**Task statement**
Skip the pictures and quote all of the lines exactly.

┌────────

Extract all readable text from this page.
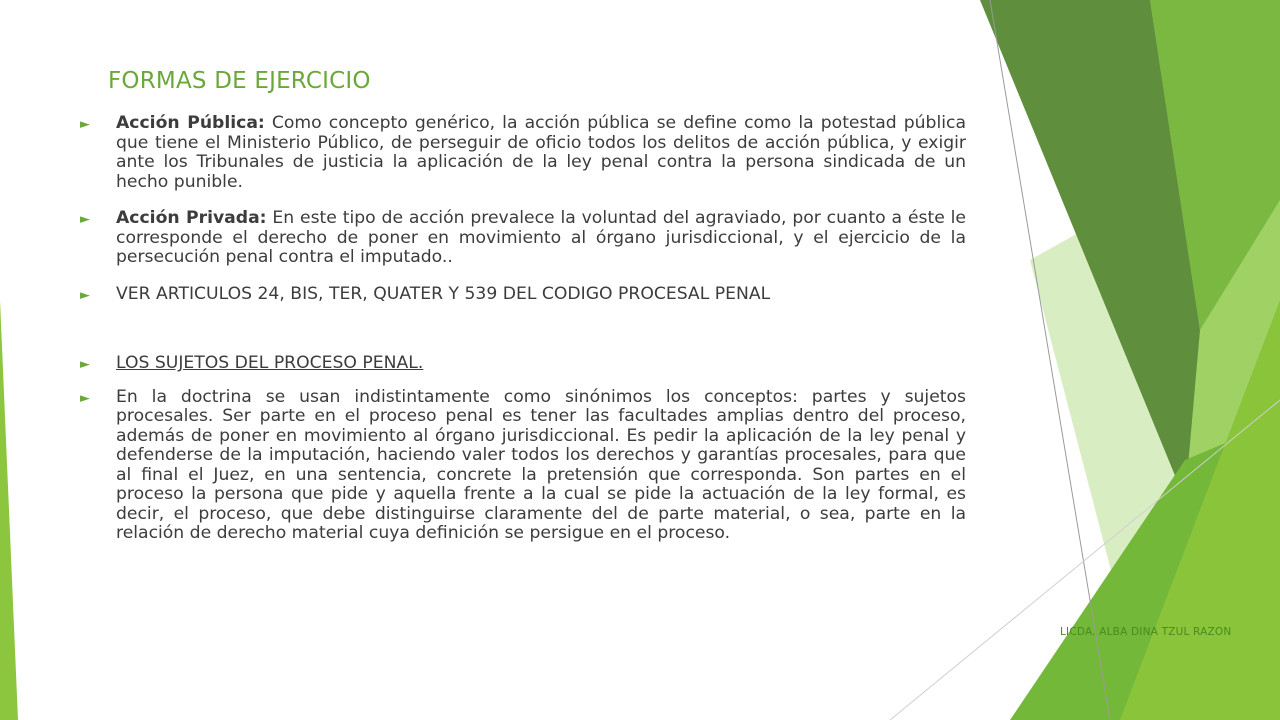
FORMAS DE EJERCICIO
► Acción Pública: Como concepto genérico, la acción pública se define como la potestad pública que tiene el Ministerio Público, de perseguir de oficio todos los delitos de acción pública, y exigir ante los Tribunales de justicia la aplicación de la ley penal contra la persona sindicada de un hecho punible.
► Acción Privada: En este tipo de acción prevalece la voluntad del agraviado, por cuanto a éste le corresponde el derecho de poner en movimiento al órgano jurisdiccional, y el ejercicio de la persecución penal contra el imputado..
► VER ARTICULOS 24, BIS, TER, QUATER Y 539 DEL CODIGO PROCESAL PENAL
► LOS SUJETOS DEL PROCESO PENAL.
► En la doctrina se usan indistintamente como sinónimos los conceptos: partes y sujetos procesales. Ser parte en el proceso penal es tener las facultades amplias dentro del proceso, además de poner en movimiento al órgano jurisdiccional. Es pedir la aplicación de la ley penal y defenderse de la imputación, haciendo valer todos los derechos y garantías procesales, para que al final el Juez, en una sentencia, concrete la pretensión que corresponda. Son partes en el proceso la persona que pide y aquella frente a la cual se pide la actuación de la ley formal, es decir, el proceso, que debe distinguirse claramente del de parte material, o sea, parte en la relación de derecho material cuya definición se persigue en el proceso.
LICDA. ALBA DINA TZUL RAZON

└────────

**Exercise response**
Extract all readable text from this page.
FORMAS DE EJERCICIO
► Acción Pública: Como concepto genérico, la acción pública se define como la potestad pública que tiene el Ministerio Público, de perseguir de oficio todos los delitos de acción pública, y exigir ante los Tribunales de justicia la aplicación de la ley penal contra la persona sindicada de un hecho punible.
► Acción Privada: En este tipo de acción prevalece la voluntad del agraviado, por cuanto a éste le corresponde el derecho de poner en movimiento al órgano jurisdiccional, y el ejercicio de la persecución penal contra el imputado..
► VER ARTICULOS 24, BIS, TER, QUATER Y 539 DEL CODIGO PROCESAL PENAL
► LOS SUJETOS DEL PROCESO PENAL.
► En la doctrina se usan indistintamente como sinónimos los conceptos: partes y sujetos procesales. Ser parte en el proceso penal es tener las facultades amplias dentro del proceso, además de poner en movimiento al órgano jurisdiccional. Es pedir la aplicación de la ley penal y defenderse de la imputación, haciendo valer todos los derechos y garantías procesales, para que al final el Juez, en una sentencia, concrete la pretensión que corresponda. Son partes en el proceso la persona que pide y aquella frente a la cual se pide la actuación de la ley formal, es decir, el proceso, que debe distinguirse claramente del de parte material, o sea, parte en la relación de derecho material cuya definición se persigue en el proceso.
LICDA. ALBA DINA TZUL RAZON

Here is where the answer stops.